-- start of RECORD SET --
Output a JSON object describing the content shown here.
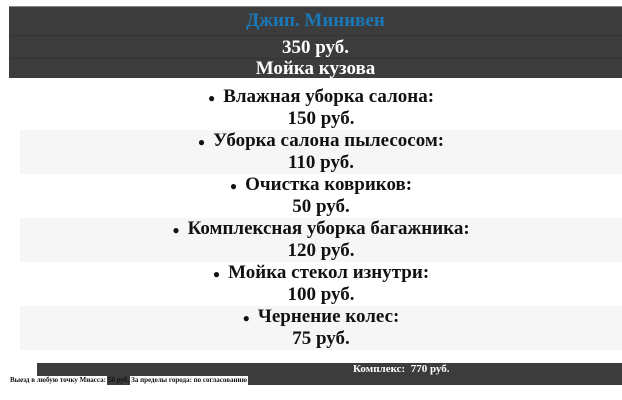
{
  "header": {
    "title": "Джип. Минивен",
    "price": "350 руб.",
    "subtitle": "Мойка кузова"
  },
  "items": [
    {
      "name": "Влажная уборка салона:",
      "price": "150 руб."
    },
    {
      "name": "Уборка салона пылесосом:",
      "price": "110 руб."
    },
    {
      "name": "Очистка ковриков:",
      "price": "50 руб."
    },
    {
      "name": "Комплексная уборка багажника:",
      "price": "120 руб."
    },
    {
      "name": "Мойка стекол изнутри:",
      "price": "100 руб."
    },
    {
      "name": "Чернение колес:",
      "price": "75 руб."
    }
  ],
  "total": "Комплекс:  770 руб.",
  "footer": {
    "visit": "Выезд в любую точку Миасса:",
    "visit_price": "50 руб.",
    "outside": "За пределы города: по согласованию"
  },
  "colors": {
    "title": "#1a78b8",
    "bar": "#3c3c3c"
  }
}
-- end of RECORD SET --
EXERCISE TASK.
Your copy should repeat each entry above exactly but contain no pictures.

CORRECT OUTPUT.
Output a JSON object describing the content shown here.
{
  "header": {
    "title": "Джип. Минивен",
    "price": "350 руб.",
    "subtitle": "Мойка кузова"
  },
  "items": [
    {
      "name": "Влажная уборка салона:",
      "price": "150 руб."
    },
    {
      "name": "Уборка салона пылесосом:",
      "price": "110 руб."
    },
    {
      "name": "Очистка ковриков:",
      "price": "50 руб."
    },
    {
      "name": "Комплексная уборка багажника:",
      "price": "120 руб."
    },
    {
      "name": "Мойка стекол изнутри:",
      "price": "100 руб."
    },
    {
      "name": "Чернение колес:",
      "price": "75 руб."
    }
  ],
  "total": "Комплекс:  770 руб.",
  "footer": {
    "visit": "Выезд в любую точку Миасса:",
    "visit_price": "50 руб.",
    "outside": "За пределы города: по согласованию"
  },
  "colors": {
    "title": "#1a78b8",
    "bar": "#3c3c3c"
  }
}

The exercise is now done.